## What the task asks:
For each line below that includes the word "reconstructed", make a copy.

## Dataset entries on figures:
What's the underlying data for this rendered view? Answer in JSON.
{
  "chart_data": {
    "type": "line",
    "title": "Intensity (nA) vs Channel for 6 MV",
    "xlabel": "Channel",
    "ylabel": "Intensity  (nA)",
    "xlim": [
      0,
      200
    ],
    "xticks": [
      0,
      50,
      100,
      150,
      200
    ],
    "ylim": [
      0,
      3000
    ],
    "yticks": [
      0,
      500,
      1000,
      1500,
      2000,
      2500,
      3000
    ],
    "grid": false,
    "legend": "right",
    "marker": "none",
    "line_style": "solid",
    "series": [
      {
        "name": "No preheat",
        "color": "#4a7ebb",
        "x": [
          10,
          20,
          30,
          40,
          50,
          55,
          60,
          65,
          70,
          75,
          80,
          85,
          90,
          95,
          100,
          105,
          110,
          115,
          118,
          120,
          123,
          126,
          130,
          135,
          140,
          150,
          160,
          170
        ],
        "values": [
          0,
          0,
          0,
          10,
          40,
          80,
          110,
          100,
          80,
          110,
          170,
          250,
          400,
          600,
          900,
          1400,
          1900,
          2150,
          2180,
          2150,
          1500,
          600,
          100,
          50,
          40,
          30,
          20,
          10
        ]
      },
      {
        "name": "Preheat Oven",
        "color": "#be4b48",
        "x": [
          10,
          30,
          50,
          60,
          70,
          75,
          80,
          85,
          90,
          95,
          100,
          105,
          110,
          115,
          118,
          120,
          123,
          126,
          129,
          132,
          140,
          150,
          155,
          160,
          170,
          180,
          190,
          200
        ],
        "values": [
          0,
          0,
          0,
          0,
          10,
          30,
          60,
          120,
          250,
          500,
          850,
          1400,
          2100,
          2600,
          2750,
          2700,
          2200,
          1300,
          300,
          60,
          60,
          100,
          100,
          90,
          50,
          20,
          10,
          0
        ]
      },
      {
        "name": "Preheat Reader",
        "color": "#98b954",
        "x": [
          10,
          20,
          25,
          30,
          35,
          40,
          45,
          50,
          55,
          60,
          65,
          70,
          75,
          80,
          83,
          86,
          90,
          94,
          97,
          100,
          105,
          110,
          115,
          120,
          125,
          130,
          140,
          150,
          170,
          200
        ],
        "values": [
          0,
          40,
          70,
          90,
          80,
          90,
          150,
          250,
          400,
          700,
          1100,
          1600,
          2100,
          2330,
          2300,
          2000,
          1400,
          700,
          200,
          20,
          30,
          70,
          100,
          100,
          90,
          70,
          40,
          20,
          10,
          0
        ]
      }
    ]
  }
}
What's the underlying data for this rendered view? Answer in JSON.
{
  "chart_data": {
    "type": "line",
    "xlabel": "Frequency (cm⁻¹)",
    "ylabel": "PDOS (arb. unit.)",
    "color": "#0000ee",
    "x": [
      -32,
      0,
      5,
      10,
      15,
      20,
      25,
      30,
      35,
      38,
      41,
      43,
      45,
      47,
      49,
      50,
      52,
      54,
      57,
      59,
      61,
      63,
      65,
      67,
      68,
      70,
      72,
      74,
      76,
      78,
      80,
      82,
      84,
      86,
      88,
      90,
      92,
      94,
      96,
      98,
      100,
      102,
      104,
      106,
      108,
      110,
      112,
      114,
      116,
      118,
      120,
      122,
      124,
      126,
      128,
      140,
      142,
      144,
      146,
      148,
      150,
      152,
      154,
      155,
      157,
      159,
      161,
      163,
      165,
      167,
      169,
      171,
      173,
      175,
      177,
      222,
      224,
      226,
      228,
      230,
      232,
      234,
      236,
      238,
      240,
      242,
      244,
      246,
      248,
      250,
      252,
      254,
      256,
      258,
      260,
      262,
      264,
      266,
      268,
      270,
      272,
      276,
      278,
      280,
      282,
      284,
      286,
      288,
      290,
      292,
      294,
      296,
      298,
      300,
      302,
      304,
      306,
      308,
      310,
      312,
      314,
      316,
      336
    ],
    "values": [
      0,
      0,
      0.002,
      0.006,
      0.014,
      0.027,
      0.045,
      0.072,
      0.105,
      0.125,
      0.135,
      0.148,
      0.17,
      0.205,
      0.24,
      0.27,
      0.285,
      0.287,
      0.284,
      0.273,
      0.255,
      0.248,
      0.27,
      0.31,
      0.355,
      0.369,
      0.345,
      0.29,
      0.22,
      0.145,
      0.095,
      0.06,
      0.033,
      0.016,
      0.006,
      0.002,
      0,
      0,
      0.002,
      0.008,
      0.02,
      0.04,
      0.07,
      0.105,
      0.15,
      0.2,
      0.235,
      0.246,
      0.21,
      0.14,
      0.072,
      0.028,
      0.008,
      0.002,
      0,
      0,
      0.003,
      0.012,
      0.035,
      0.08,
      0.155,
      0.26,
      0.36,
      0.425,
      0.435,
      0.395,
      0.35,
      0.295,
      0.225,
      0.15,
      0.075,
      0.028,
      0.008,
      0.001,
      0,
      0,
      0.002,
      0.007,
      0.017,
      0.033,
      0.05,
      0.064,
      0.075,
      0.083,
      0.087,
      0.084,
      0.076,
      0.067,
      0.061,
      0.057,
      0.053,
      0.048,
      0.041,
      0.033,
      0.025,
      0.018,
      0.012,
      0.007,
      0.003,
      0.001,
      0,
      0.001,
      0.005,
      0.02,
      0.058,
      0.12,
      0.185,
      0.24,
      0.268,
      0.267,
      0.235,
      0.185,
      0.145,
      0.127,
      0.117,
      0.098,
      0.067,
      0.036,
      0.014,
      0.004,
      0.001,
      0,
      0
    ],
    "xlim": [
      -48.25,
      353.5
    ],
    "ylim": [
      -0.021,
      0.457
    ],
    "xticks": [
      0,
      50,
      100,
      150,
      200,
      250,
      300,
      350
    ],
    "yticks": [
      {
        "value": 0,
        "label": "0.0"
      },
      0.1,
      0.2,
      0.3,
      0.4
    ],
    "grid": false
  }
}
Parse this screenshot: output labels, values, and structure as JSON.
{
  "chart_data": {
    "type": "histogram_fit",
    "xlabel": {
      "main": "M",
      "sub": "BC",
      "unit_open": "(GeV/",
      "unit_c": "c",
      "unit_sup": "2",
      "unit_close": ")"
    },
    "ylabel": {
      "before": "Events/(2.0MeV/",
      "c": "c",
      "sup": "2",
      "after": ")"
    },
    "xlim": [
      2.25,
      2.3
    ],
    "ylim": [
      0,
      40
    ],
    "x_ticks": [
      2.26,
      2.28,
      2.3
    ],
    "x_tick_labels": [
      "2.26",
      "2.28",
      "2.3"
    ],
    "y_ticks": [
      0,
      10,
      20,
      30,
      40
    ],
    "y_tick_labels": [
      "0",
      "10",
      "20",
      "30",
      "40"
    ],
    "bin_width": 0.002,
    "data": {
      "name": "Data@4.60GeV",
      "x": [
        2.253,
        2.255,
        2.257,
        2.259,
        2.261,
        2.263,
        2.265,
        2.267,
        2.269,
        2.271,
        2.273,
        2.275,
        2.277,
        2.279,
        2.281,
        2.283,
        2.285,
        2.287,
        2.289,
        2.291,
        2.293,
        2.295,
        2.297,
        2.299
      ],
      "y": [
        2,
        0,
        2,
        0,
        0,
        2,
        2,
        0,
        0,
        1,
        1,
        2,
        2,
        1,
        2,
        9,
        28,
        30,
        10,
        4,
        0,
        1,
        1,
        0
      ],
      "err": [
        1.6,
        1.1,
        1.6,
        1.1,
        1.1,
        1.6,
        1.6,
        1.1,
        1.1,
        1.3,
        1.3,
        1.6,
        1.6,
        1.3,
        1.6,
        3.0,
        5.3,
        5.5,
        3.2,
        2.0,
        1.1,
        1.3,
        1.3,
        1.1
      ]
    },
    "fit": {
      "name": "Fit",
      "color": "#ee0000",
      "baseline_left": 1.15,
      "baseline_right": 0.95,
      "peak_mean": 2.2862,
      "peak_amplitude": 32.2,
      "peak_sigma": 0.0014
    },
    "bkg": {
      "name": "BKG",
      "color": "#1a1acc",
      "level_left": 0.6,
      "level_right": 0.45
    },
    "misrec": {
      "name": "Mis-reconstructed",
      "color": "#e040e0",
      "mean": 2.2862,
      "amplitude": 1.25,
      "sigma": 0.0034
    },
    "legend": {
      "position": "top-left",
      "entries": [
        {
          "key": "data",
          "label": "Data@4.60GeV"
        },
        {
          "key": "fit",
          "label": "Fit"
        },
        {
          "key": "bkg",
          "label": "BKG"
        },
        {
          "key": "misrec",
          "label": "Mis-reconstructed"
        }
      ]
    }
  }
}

## Exercise solution:
      "name": "Mis-reconstructed",
          "label": "Mis-reconstructed"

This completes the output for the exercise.